━━━━━ DATA SECTION
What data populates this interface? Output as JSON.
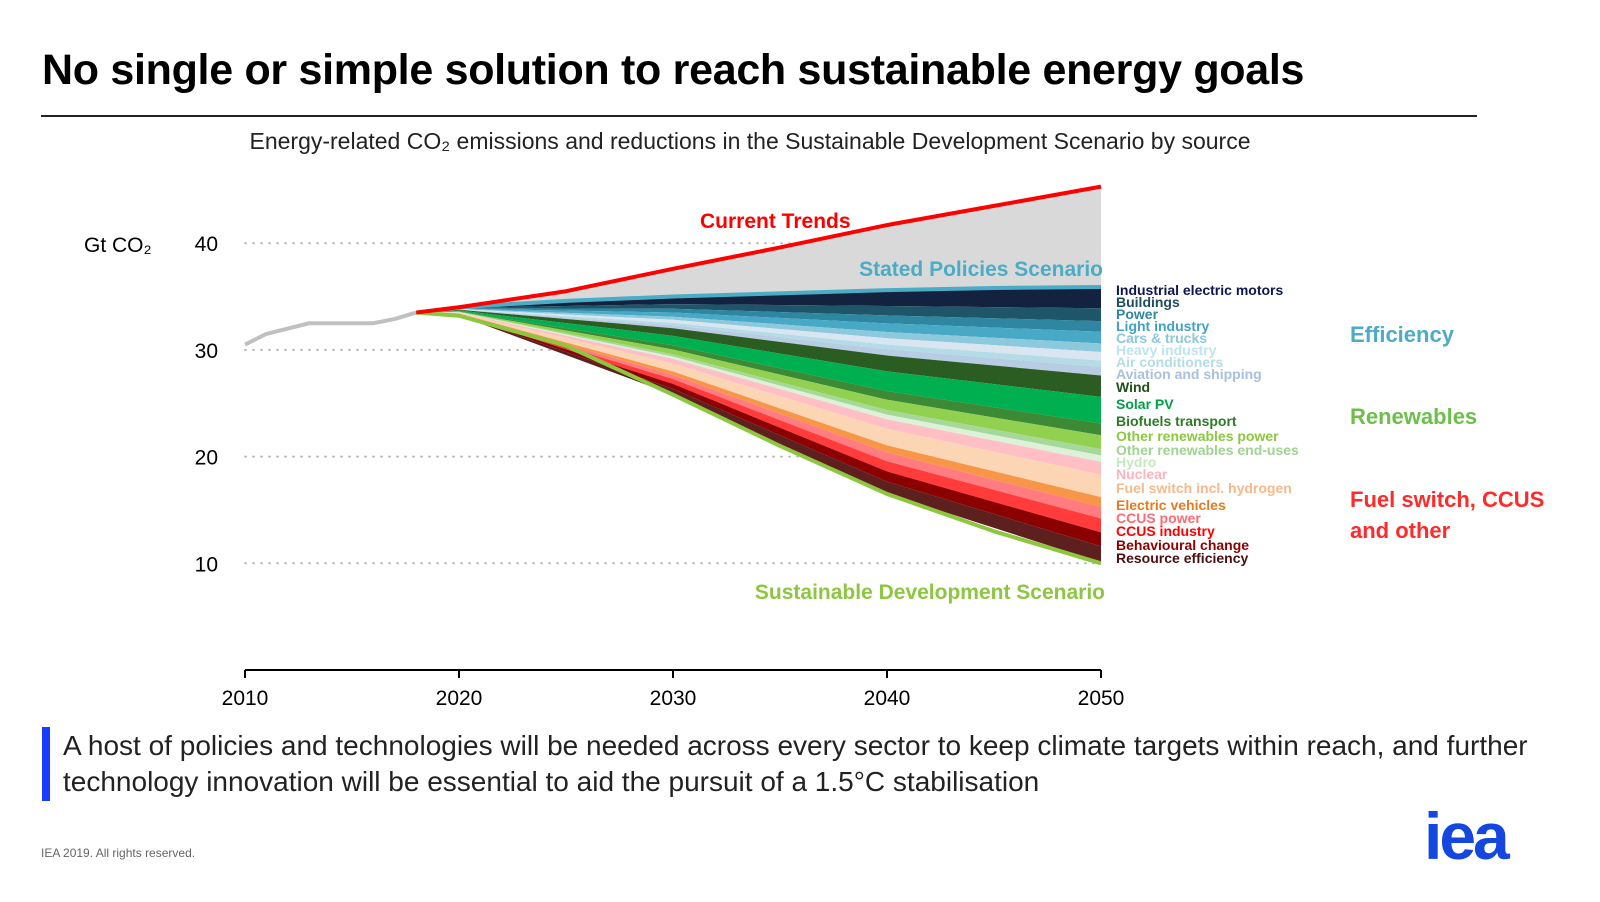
{
  "title": "No single or simple solution to reach sustainable energy goals",
  "subtitle": "Energy-related CO₂ emissions and reductions in the Sustainable Development Scenario by source",
  "message": "A host of policies and technologies will be needed across every sector to keep climate targets within reach, and further technology innovation will be essential to aid the pursuit of a 1.5°C stabilisation",
  "footer": "IEA 2019. All rights reserved.",
  "logo": "iea",
  "chart_data": {
    "type": "area",
    "ylabel": "Gt CO₂",
    "xlim": [
      2010,
      2050
    ],
    "ylim": [
      0,
      45
    ],
    "xticks": [
      "2010",
      "2020",
      "2030",
      "2040",
      "2050"
    ],
    "yticks": [
      "10",
      "20",
      "30",
      "40"
    ],
    "grid": "dotted horizontal",
    "historical": {
      "x": [
        2010,
        2011,
        2012,
        2013,
        2014,
        2015,
        2016,
        2017,
        2018
      ],
      "y": [
        30.5,
        31.5,
        32.0,
        32.5,
        32.5,
        32.5,
        32.5,
        32.9,
        33.5
      ],
      "color": "#c0c0c0"
    },
    "current_trends": {
      "name": "Current Trends",
      "x": [
        2018,
        2020,
        2025,
        2030,
        2035,
        2040,
        2045,
        2050
      ],
      "y": [
        33.5,
        34.0,
        35.5,
        37.6,
        39.6,
        41.7,
        43.5,
        45.3
      ],
      "color": "#ff0000"
    },
    "stated_policies": {
      "name": "Stated Policies Scenario",
      "x": [
        2018,
        2020,
        2025,
        2030,
        2035,
        2040,
        2045,
        2050
      ],
      "y": [
        33.5,
        34.0,
        34.6,
        35.0,
        35.3,
        35.6,
        35.8,
        35.9
      ],
      "color": "#4bacc6"
    },
    "sds": {
      "name": "Sustainable Development Scenario",
      "x": [
        2018,
        2020,
        2025,
        2030,
        2035,
        2040,
        2045,
        2050
      ],
      "y": [
        33.5,
        33.2,
        30.4,
        25.8,
        21.0,
        16.5,
        13.0,
        10.0
      ],
      "color": "#8dc63f"
    },
    "reduction_years": [
      2018,
      2020,
      2030,
      2040,
      2050
    ],
    "reductions": [
      {
        "name": "Industrial electric motors",
        "group": "Efficiency",
        "color": "#12223f",
        "label_color": "#0d1650",
        "values": [
          0,
          0.06,
          0.71,
          1.48,
          2.0
        ]
      },
      {
        "name": "Buildings",
        "group": "Efficiency",
        "color": "#1f5568",
        "label_color": "#1f4e60",
        "values": [
          0,
          0.04,
          0.43,
          0.89,
          1.2
        ]
      },
      {
        "name": "Power",
        "group": "Efficiency",
        "color": "#2e86a0",
        "label_color": "#2e86a0",
        "values": [
          0,
          0.03,
          0.36,
          0.74,
          1.0
        ]
      },
      {
        "name": "Light industry",
        "group": "Efficiency",
        "color": "#47a9c6",
        "label_color": "#3fa3c4",
        "values": [
          0,
          0.03,
          0.39,
          0.81,
          1.1
        ]
      },
      {
        "name": "Cars & trucks",
        "group": "Efficiency",
        "color": "#8cc9dc",
        "label_color": "#8cc9dc",
        "values": [
          0,
          0.02,
          0.29,
          0.59,
          0.8
        ]
      },
      {
        "name": "Heavy industry",
        "group": "Efficiency",
        "color": "#dae5f2",
        "label_color": "#bfe3f0",
        "values": [
          0,
          0.02,
          0.29,
          0.59,
          0.8
        ]
      },
      {
        "name": "Air conditioners",
        "group": "Efficiency",
        "color": "#b4dce6",
        "label_color": "#b4dce6",
        "values": [
          0,
          0.02,
          0.21,
          0.44,
          0.6
        ]
      },
      {
        "name": "Aviation and shipping",
        "group": "Efficiency",
        "color": "#b8cce4",
        "label_color": "#a9c0de",
        "values": [
          0,
          0.02,
          0.29,
          0.59,
          0.8
        ]
      },
      {
        "name": "Wind",
        "group": "Renewables",
        "color": "#2b5c22",
        "label_color": "#1e5216",
        "values": [
          0,
          0.06,
          0.71,
          1.48,
          2.0
        ]
      },
      {
        "name": "Solar PV",
        "group": "Renewables",
        "color": "#00b050",
        "label_color": "#00a046",
        "values": [
          0,
          0.08,
          0.89,
          1.85,
          2.5
        ]
      },
      {
        "name": "Biofuels transport",
        "group": "Renewables",
        "color": "#3c8a35",
        "label_color": "#2f7a28",
        "values": [
          0,
          0.03,
          0.39,
          0.81,
          1.1
        ]
      },
      {
        "name": "Other renewables power",
        "group": "Renewables",
        "color": "#92d050",
        "label_color": "#8cc83f",
        "values": [
          0,
          0.04,
          0.46,
          0.96,
          1.3
        ]
      },
      {
        "name": "Other renewables end-uses",
        "group": "Renewables",
        "color": "#a6d89a",
        "label_color": "#9dd490",
        "values": [
          0,
          0.02,
          0.21,
          0.44,
          0.6
        ]
      },
      {
        "name": "Hydro",
        "group": "Renewables",
        "color": "#ddf0d8",
        "label_color": "#c5e8c0",
        "values": [
          0,
          0.02,
          0.21,
          0.44,
          0.6
        ]
      },
      {
        "name": "Nuclear",
        "group": "Fuel switch, CCUS and other",
        "color": "#ffbfc5",
        "label_color": "#ffb3bb",
        "values": [
          0,
          0.04,
          0.43,
          0.89,
          1.2
        ]
      },
      {
        "name": "Fuel switch incl. hydrogen",
        "group": "Fuel switch, CCUS and other",
        "color": "#fcd5b5",
        "label_color": "#f8b88b",
        "values": [
          0,
          0.06,
          0.75,
          1.55,
          2.1
        ]
      },
      {
        "name": "Electric vehicles",
        "group": "Fuel switch, CCUS and other",
        "color": "#f79646",
        "label_color": "#e8791e",
        "values": [
          0,
          0.03,
          0.32,
          0.67,
          0.9
        ]
      },
      {
        "name": "CCUS power",
        "group": "Fuel switch, CCUS and other",
        "color": "#ff7c80",
        "label_color": "#ff6b73",
        "values": [
          0,
          0.03,
          0.39,
          0.81,
          1.1
        ]
      },
      {
        "name": "CCUS industry",
        "group": "Fuel switch, CCUS and other",
        "color": "#ff3b3b",
        "label_color": "#ff0000",
        "values": [
          0,
          0.04,
          0.46,
          0.96,
          1.3
        ]
      },
      {
        "name": "Behavioural change",
        "group": "Fuel switch, CCUS and other",
        "color": "#8b0000",
        "label_color": "#8b0000",
        "values": [
          0,
          0.04,
          0.46,
          0.96,
          1.3
        ]
      },
      {
        "name": "Resource efficiency",
        "group": "Fuel switch, CCUS and other",
        "color": "#5e1f1f",
        "label_color": "#4a1010",
        "values": [
          0,
          0.05,
          0.54,
          1.11,
          1.5
        ]
      }
    ],
    "groups": [
      {
        "label": "Efficiency",
        "color": "#4bacc6"
      },
      {
        "label": "Renewables",
        "color": "#6cc04a"
      },
      {
        "label": "Fuel switch, CCUS and other",
        "color": "#ff2a2a"
      }
    ],
    "gap_fill_color": "#d9d9d9"
  }
}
━━━━━━━━━━
> [WHAT TO DO]: Reproduce the records verbatim, omitting all images they contain.

> [ANSWER TO THE TASK]:
What data populates this interface? Output as JSON.
{
  "title": "No single or simple solution to reach sustainable energy goals",
  "subtitle": "Energy-related CO₂ emissions and reductions in the Sustainable Development Scenario by source",
  "message": "A host of policies and technologies will be needed across every sector to keep climate targets within reach, and further technology innovation will be essential to aid the pursuit of a 1.5°C stabilisation",
  "footer": "IEA 2019. All rights reserved.",
  "logo": "iea",
  "chart_data": {
    "type": "area",
    "ylabel": "Gt CO₂",
    "xlim": [
      2010,
      2050
    ],
    "ylim": [
      0,
      45
    ],
    "xticks": [
      "2010",
      "2020",
      "2030",
      "2040",
      "2050"
    ],
    "yticks": [
      "10",
      "20",
      "30",
      "40"
    ],
    "grid": "dotted horizontal",
    "historical": {
      "x": [
        2010,
        2011,
        2012,
        2013,
        2014,
        2015,
        2016,
        2017,
        2018
      ],
      "y": [
        30.5,
        31.5,
        32.0,
        32.5,
        32.5,
        32.5,
        32.5,
        32.9,
        33.5
      ],
      "color": "#c0c0c0"
    },
    "current_trends": {
      "name": "Current Trends",
      "x": [
        2018,
        2020,
        2025,
        2030,
        2035,
        2040,
        2045,
        2050
      ],
      "y": [
        33.5,
        34.0,
        35.5,
        37.6,
        39.6,
        41.7,
        43.5,
        45.3
      ],
      "color": "#ff0000"
    },
    "stated_policies": {
      "name": "Stated Policies Scenario",
      "x": [
        2018,
        2020,
        2025,
        2030,
        2035,
        2040,
        2045,
        2050
      ],
      "y": [
        33.5,
        34.0,
        34.6,
        35.0,
        35.3,
        35.6,
        35.8,
        35.9
      ],
      "color": "#4bacc6"
    },
    "sds": {
      "name": "Sustainable Development Scenario",
      "x": [
        2018,
        2020,
        2025,
        2030,
        2035,
        2040,
        2045,
        2050
      ],
      "y": [
        33.5,
        33.2,
        30.4,
        25.8,
        21.0,
        16.5,
        13.0,
        10.0
      ],
      "color": "#8dc63f"
    },
    "reduction_years": [
      2018,
      2020,
      2030,
      2040,
      2050
    ],
    "reductions": [
      {
        "name": "Industrial electric motors",
        "group": "Efficiency",
        "color": "#12223f",
        "label_color": "#0d1650",
        "values": [
          0,
          0.06,
          0.71,
          1.48,
          2.0
        ]
      },
      {
        "name": "Buildings",
        "group": "Efficiency",
        "color": "#1f5568",
        "label_color": "#1f4e60",
        "values": [
          0,
          0.04,
          0.43,
          0.89,
          1.2
        ]
      },
      {
        "name": "Power",
        "group": "Efficiency",
        "color": "#2e86a0",
        "label_color": "#2e86a0",
        "values": [
          0,
          0.03,
          0.36,
          0.74,
          1.0
        ]
      },
      {
        "name": "Light industry",
        "group": "Efficiency",
        "color": "#47a9c6",
        "label_color": "#3fa3c4",
        "values": [
          0,
          0.03,
          0.39,
          0.81,
          1.1
        ]
      },
      {
        "name": "Cars & trucks",
        "group": "Efficiency",
        "color": "#8cc9dc",
        "label_color": "#8cc9dc",
        "values": [
          0,
          0.02,
          0.29,
          0.59,
          0.8
        ]
      },
      {
        "name": "Heavy industry",
        "group": "Efficiency",
        "color": "#dae5f2",
        "label_color": "#bfe3f0",
        "values": [
          0,
          0.02,
          0.29,
          0.59,
          0.8
        ]
      },
      {
        "name": "Air conditioners",
        "group": "Efficiency",
        "color": "#b4dce6",
        "label_color": "#b4dce6",
        "values": [
          0,
          0.02,
          0.21,
          0.44,
          0.6
        ]
      },
      {
        "name": "Aviation and shipping",
        "group": "Efficiency",
        "color": "#b8cce4",
        "label_color": "#a9c0de",
        "values": [
          0,
          0.02,
          0.29,
          0.59,
          0.8
        ]
      },
      {
        "name": "Wind",
        "group": "Renewables",
        "color": "#2b5c22",
        "label_color": "#1e5216",
        "values": [
          0,
          0.06,
          0.71,
          1.48,
          2.0
        ]
      },
      {
        "name": "Solar PV",
        "group": "Renewables",
        "color": "#00b050",
        "label_color": "#00a046",
        "values": [
          0,
          0.08,
          0.89,
          1.85,
          2.5
        ]
      },
      {
        "name": "Biofuels transport",
        "group": "Renewables",
        "color": "#3c8a35",
        "label_color": "#2f7a28",
        "values": [
          0,
          0.03,
          0.39,
          0.81,
          1.1
        ]
      },
      {
        "name": "Other renewables power",
        "group": "Renewables",
        "color": "#92d050",
        "label_color": "#8cc83f",
        "values": [
          0,
          0.04,
          0.46,
          0.96,
          1.3
        ]
      },
      {
        "name": "Other renewables end-uses",
        "group": "Renewables",
        "color": "#a6d89a",
        "label_color": "#9dd490",
        "values": [
          0,
          0.02,
          0.21,
          0.44,
          0.6
        ]
      },
      {
        "name": "Hydro",
        "group": "Renewables",
        "color": "#ddf0d8",
        "label_color": "#c5e8c0",
        "values": [
          0,
          0.02,
          0.21,
          0.44,
          0.6
        ]
      },
      {
        "name": "Nuclear",
        "group": "Fuel switch, CCUS and other",
        "color": "#ffbfc5",
        "label_color": "#ffb3bb",
        "values": [
          0,
          0.04,
          0.43,
          0.89,
          1.2
        ]
      },
      {
        "name": "Fuel switch incl. hydrogen",
        "group": "Fuel switch, CCUS and other",
        "color": "#fcd5b5",
        "label_color": "#f8b88b",
        "values": [
          0,
          0.06,
          0.75,
          1.55,
          2.1
        ]
      },
      {
        "name": "Electric vehicles",
        "group": "Fuel switch, CCUS and other",
        "color": "#f79646",
        "label_color": "#e8791e",
        "values": [
          0,
          0.03,
          0.32,
          0.67,
          0.9
        ]
      },
      {
        "name": "CCUS power",
        "group": "Fuel switch, CCUS and other",
        "color": "#ff7c80",
        "label_color": "#ff6b73",
        "values": [
          0,
          0.03,
          0.39,
          0.81,
          1.1
        ]
      },
      {
        "name": "CCUS industry",
        "group": "Fuel switch, CCUS and other",
        "color": "#ff3b3b",
        "label_color": "#ff0000",
        "values": [
          0,
          0.04,
          0.46,
          0.96,
          1.3
        ]
      },
      {
        "name": "Behavioural change",
        "group": "Fuel switch, CCUS and other",
        "color": "#8b0000",
        "label_color": "#8b0000",
        "values": [
          0,
          0.04,
          0.46,
          0.96,
          1.3
        ]
      },
      {
        "name": "Resource efficiency",
        "group": "Fuel switch, CCUS and other",
        "color": "#5e1f1f",
        "label_color": "#4a1010",
        "values": [
          0,
          0.05,
          0.54,
          1.11,
          1.5
        ]
      }
    ],
    "groups": [
      {
        "label": "Efficiency",
        "color": "#4bacc6"
      },
      {
        "label": "Renewables",
        "color": "#6cc04a"
      },
      {
        "label": "Fuel switch, CCUS and other",
        "color": "#ff2a2a"
      }
    ],
    "gap_fill_color": "#d9d9d9"
  }
}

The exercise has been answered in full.